BEGIN SUPPLIED DATA

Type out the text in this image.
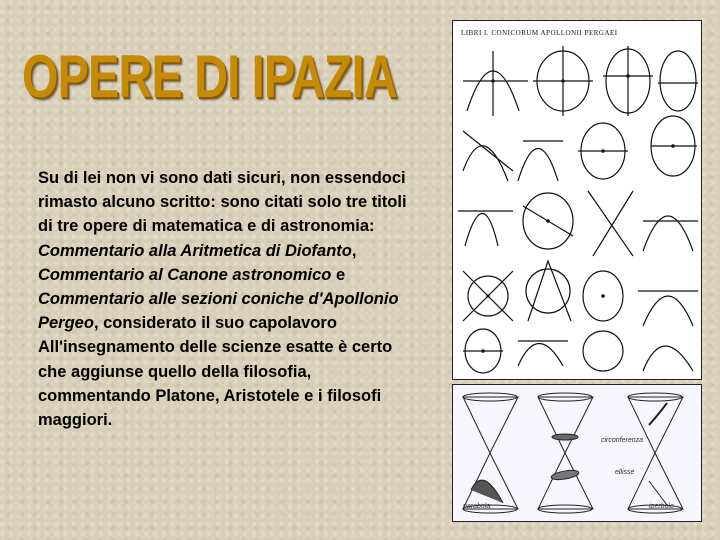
OPERE DI IPAZIA
Su di lei non vi sono dati sicuri, non essendoci rimasto alcuno scritto: sono citati solo tre titoli di tre opere di matematica e di astronomia: Commentario alla Aritmetica di Diofanto, Commentario al Canone astronomico e Commentario alle sezioni coniche d'Apollonio Pergeo, considerato il suo capolavoro All'insegnamento delle scienze esatte è certo che aggiunse quello della filosofia, commentando Platone, Aristotele e i filosofi maggiori.
LIBRI I. CONICORUM APOLLONII PERGAEI
circonferenza
ellisse
parabola	iperbole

END SUPPLIED DATA

## TASK TO CARRY OUT
Copy out all the entries exactly. Images stay out of the copy.

## WORKED SOLUTION
Type out the text in this image.
OPERE DI IPAZIA
Su di lei non vi sono dati sicuri, non essendoci rimasto alcuno scritto: sono citati solo tre titoli di tre opere di matematica e di astronomia: Commentario alla Aritmetica di Diofanto, Commentario al Canone astronomico e Commentario alle sezioni coniche d'Apollonio Pergeo, considerato il suo capolavoro All'insegnamento delle scienze esatte è certo che aggiunse quello della filosofia, commentando Platone, Aristotele e i filosofi maggiori.
LIBRI I. CONICORUM APOLLONII PERGAEI
circonferenza
ellisse
parabola	iperbole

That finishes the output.